Problem details:
Please write out the material below exactly as given.
-------- Task data
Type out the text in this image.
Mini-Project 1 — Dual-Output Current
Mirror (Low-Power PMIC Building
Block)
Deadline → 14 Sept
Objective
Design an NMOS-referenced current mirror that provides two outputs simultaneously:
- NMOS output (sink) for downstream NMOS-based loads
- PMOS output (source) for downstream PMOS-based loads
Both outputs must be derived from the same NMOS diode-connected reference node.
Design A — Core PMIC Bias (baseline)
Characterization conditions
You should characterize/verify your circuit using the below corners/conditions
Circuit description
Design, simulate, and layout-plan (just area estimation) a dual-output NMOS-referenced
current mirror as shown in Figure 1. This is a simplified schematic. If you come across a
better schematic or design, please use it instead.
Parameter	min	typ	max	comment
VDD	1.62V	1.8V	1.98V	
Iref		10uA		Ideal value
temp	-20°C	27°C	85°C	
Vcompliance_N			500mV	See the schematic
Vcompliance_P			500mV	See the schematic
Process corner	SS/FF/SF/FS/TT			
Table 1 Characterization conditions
----------------
Correct output:
Type out the text in this image.
Mini-Project 1 — Dual-Output Current
Mirror (Low-Power PMIC Building
Block)
Deadline → 14 Sept
Objective
Design an NMOS-referenced current mirror that provides two outputs simultaneously:
- NMOS output (sink) for downstream NMOS-based loads
- PMOS output (source) for downstream PMOS-based loads
Both outputs must be derived from the same NMOS diode-connected reference node.
Design A — Core PMIC Bias (baseline)
Characterization conditions
You should characterize/verify your circuit using the below corners/conditions
Circuit description
Design, simulate, and layout-plan (just area estimation) a dual-output NMOS-referenced
current mirror as shown in Figure 1. This is a simplified schematic. If you come across a
better schematic or design, please use it instead.
Parameter	min	typ	max	comment
VDD	1.62V	1.8V	1.98V	
Iref		10uA		Ideal value
temp	-20°C	27°C	85°C	
Vcompliance_N			500mV	See the schematic
Vcompliance_P			500mV	See the schematic
Process corner	SS/FF/SF/FS/TT			
Table 1 Characterization conditions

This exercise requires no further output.